PROMPT:
Reproduce each of the following entries verbatim, keeping every line in its original order.

EXTRACTED RECORDS:

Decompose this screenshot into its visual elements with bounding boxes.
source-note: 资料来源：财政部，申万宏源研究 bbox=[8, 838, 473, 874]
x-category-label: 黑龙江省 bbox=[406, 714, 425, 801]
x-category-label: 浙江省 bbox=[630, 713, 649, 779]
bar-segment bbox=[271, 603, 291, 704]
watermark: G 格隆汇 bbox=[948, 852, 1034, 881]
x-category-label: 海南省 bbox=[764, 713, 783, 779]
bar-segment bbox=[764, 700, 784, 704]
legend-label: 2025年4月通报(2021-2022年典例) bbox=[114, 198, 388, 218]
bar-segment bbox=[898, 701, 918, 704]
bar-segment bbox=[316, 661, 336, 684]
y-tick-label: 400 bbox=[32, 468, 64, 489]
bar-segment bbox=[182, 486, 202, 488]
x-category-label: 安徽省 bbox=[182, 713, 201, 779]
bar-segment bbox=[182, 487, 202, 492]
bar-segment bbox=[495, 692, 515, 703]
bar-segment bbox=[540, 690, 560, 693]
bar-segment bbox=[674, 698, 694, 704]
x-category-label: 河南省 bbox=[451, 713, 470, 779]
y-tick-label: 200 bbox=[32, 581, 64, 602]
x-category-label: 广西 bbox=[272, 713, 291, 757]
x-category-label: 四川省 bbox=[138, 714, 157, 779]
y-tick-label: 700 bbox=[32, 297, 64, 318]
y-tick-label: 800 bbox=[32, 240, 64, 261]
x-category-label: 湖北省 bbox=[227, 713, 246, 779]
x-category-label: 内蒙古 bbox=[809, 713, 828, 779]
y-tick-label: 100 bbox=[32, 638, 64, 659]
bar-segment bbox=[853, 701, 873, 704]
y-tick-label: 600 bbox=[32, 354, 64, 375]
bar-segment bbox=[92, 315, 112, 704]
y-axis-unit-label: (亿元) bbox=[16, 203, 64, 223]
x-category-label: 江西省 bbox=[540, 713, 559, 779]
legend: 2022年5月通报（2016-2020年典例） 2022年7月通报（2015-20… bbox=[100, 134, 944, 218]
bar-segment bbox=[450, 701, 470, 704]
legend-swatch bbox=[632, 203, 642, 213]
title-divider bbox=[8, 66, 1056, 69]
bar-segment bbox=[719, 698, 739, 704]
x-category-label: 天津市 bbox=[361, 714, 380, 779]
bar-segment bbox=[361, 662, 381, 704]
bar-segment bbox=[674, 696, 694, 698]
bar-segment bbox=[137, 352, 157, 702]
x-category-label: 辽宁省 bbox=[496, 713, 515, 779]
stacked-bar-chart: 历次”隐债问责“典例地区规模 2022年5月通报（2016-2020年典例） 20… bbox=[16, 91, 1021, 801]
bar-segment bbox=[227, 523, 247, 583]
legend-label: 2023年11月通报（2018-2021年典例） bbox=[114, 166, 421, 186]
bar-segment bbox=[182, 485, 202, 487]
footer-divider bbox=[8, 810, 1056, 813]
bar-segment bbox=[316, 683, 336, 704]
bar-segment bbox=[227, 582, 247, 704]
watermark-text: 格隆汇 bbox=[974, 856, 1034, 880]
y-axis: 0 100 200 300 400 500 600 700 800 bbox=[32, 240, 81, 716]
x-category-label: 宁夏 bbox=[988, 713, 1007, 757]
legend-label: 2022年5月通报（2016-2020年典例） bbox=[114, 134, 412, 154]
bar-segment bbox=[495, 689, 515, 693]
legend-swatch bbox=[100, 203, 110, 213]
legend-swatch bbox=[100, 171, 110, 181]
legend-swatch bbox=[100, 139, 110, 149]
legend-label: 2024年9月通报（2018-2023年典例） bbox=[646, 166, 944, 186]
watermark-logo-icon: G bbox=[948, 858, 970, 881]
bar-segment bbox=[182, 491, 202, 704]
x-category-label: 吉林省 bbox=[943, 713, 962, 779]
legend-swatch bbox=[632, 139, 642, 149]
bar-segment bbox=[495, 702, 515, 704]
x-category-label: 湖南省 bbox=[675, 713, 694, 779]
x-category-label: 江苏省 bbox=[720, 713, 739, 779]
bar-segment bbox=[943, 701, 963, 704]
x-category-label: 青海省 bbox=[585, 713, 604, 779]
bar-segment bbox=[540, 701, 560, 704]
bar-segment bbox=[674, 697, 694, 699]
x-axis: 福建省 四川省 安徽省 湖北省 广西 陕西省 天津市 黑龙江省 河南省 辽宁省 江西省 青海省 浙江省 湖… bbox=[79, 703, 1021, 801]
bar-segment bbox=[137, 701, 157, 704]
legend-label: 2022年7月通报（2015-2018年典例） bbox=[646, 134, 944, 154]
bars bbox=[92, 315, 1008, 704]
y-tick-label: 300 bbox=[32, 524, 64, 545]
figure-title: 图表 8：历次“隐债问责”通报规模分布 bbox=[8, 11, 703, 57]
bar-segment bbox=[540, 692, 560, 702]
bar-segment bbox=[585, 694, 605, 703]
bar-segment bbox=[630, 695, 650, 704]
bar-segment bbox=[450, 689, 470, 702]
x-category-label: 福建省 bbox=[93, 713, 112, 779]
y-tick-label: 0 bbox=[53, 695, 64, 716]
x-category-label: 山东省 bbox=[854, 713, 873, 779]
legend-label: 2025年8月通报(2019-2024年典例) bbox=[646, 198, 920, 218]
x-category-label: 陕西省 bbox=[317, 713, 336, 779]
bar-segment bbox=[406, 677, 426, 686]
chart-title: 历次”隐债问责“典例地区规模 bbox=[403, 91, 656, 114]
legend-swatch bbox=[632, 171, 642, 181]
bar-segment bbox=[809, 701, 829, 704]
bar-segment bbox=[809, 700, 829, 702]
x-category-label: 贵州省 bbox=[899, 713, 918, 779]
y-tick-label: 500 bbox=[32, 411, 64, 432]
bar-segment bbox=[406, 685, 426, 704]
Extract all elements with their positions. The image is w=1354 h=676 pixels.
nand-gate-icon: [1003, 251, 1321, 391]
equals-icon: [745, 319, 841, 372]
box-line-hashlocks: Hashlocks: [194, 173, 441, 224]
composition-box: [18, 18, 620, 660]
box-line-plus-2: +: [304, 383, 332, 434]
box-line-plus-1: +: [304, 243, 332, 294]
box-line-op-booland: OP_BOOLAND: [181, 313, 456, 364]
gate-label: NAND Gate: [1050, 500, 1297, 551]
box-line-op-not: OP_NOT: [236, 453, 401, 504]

OUTPUT FOR THIS TASK:
Decompose this screenshot into its visual elements with bounding boxes.
source-note: 资料来源：财政部，申万宏源研究 bbox=[8, 838, 473, 874]
x-category-label: 黑龙江省 bbox=[406, 714, 425, 801]
x-category-label: 浙江省 bbox=[630, 713, 649, 779]
bar-segment bbox=[271, 603, 291, 704]
watermark: G 格隆汇 bbox=[948, 852, 1034, 881]
x-category-label: 海南省 bbox=[764, 713, 783, 779]
bar-segment bbox=[764, 700, 784, 704]
legend-label: 2025年4月通报(2021-2022年典例) bbox=[114, 198, 388, 218]
bar-segment bbox=[898, 701, 918, 704]
bar-segment bbox=[316, 661, 336, 684]
y-tick-label: 400 bbox=[32, 468, 64, 489]
bar-segment bbox=[182, 486, 202, 488]
x-category-label: 安徽省 bbox=[182, 713, 201, 779]
bar-segment bbox=[182, 487, 202, 492]
bar-segment bbox=[495, 692, 515, 703]
bar-segment bbox=[540, 690, 560, 693]
bar-segment bbox=[674, 698, 694, 704]
x-category-label: 河南省 bbox=[451, 713, 470, 779]
y-tick-label: 200 bbox=[32, 581, 64, 602]
x-category-label: 广西 bbox=[272, 713, 291, 757]
x-category-label: 四川省 bbox=[138, 714, 157, 779]
y-tick-label: 700 bbox=[32, 297, 64, 318]
y-tick-label: 800 bbox=[32, 240, 64, 261]
x-category-label: 湖北省 bbox=[227, 713, 246, 779]
x-category-label: 内蒙古 bbox=[809, 713, 828, 779]
y-tick-label: 100 bbox=[32, 638, 64, 659]
bar-segment bbox=[853, 701, 873, 704]
y-tick-label: 600 bbox=[32, 354, 64, 375]
bar-segment bbox=[92, 315, 112, 704]
y-axis-unit-label: (亿元) bbox=[16, 203, 64, 223]
x-category-label: 江西省 bbox=[540, 713, 559, 779]
legend: 2022年5月通报（2016-2020年典例） 2022年7月通报（2015-20… bbox=[100, 134, 944, 218]
bar-segment bbox=[450, 701, 470, 704]
legend-swatch bbox=[632, 203, 642, 213]
title-divider bbox=[8, 66, 1056, 69]
bar-segment bbox=[719, 698, 739, 704]
x-category-label: 天津市 bbox=[361, 714, 380, 779]
bar-segment bbox=[361, 662, 381, 704]
bar-segment bbox=[674, 696, 694, 698]
bar-segment bbox=[137, 352, 157, 702]
x-category-label: 辽宁省 bbox=[496, 713, 515, 779]
stacked-bar-chart: 历次”隐债问责“典例地区规模 2022年5月通报（2016-2020年典例） 20… bbox=[16, 91, 1021, 801]
bar-segment bbox=[227, 523, 247, 583]
legend-label: 2023年11月通报（2018-2021年典例） bbox=[114, 166, 421, 186]
bar-segment bbox=[182, 485, 202, 487]
footer-divider bbox=[8, 810, 1056, 813]
bar-segment bbox=[316, 683, 336, 704]
bar-segment bbox=[227, 582, 247, 704]
watermark-text: 格隆汇 bbox=[974, 856, 1034, 880]
y-axis: 0 100 200 300 400 500 600 700 800 bbox=[32, 240, 81, 716]
x-category-label: 宁夏 bbox=[988, 713, 1007, 757]
legend-label: 2022年5月通报（2016-2020年典例） bbox=[114, 134, 412, 154]
bar-segment bbox=[495, 689, 515, 693]
legend-swatch bbox=[100, 203, 110, 213]
legend-swatch bbox=[100, 171, 110, 181]
legend-swatch bbox=[100, 139, 110, 149]
legend-label: 2024年9月通报（2018-2023年典例） bbox=[646, 166, 944, 186]
watermark-logo-icon: G bbox=[948, 858, 970, 881]
bar-segment bbox=[182, 491, 202, 704]
x-category-label: 吉林省 bbox=[943, 713, 962, 779]
legend-swatch bbox=[632, 139, 642, 149]
bar-segment bbox=[495, 702, 515, 704]
x-category-label: 湖南省 bbox=[675, 713, 694, 779]
x-category-label: 江苏省 bbox=[720, 713, 739, 779]
bar-segment bbox=[943, 701, 963, 704]
x-category-label: 青海省 bbox=[585, 713, 604, 779]
bar-segment bbox=[540, 701, 560, 704]
bar-segment bbox=[674, 697, 694, 699]
x-axis: 福建省 四川省 安徽省 湖北省 广西 陕西省 天津市 黑龙江省 河南省 辽宁省 江西省 青海省 浙江省 湖… bbox=[79, 703, 1021, 801]
bar-segment bbox=[137, 701, 157, 704]
legend-label: 2022年7月通报（2015-2018年典例） bbox=[646, 134, 944, 154]
bars bbox=[92, 315, 1008, 704]
y-tick-label: 300 bbox=[32, 524, 64, 545]
figure-title: 图表 8：历次“隐债问责”通报规模分布 bbox=[8, 11, 703, 57]
bar-segment bbox=[540, 692, 560, 702]
bar-segment bbox=[585, 694, 605, 703]
bar-segment bbox=[630, 695, 650, 704]
bar-segment bbox=[450, 689, 470, 702]
x-category-label: 福建省 bbox=[93, 713, 112, 779]
y-tick-label: 0 bbox=[53, 695, 64, 716]
x-category-label: 山东省 bbox=[854, 713, 873, 779]
legend-label: 2025年8月通报(2019-2024年典例) bbox=[646, 198, 920, 218]
x-category-label: 陕西省 bbox=[317, 713, 336, 779]
bar-segment bbox=[406, 677, 426, 686]
chart-title: 历次”隐债问责“典例地区规模 bbox=[403, 91, 656, 114]
legend-swatch bbox=[632, 171, 642, 181]
bar-segment bbox=[809, 701, 829, 704]
bar-segment bbox=[809, 700, 829, 702]
x-category-label: 贵州省 bbox=[899, 713, 918, 779]
y-tick-label: 500 bbox=[32, 411, 64, 432]
bar-segment bbox=[406, 685, 426, 704]
Extract all elements with their positions. The image is w=1354 h=676 pixels.
nand-gate-icon: [1003, 251, 1321, 391]
equals-icon: [745, 319, 841, 372]
box-line-hashlocks: Hashlocks: [194, 173, 441, 224]
composition-box: [18, 18, 620, 660]
box-line-plus-2: +: [304, 383, 332, 434]
box-line-plus-1: +: [304, 243, 332, 294]
box-line-op-booland: OP_BOOLAND: [181, 313, 456, 364]
gate-label: NAND Gate: [1050, 500, 1297, 551]
box-line-op-not: OP_NOT: [236, 453, 401, 504]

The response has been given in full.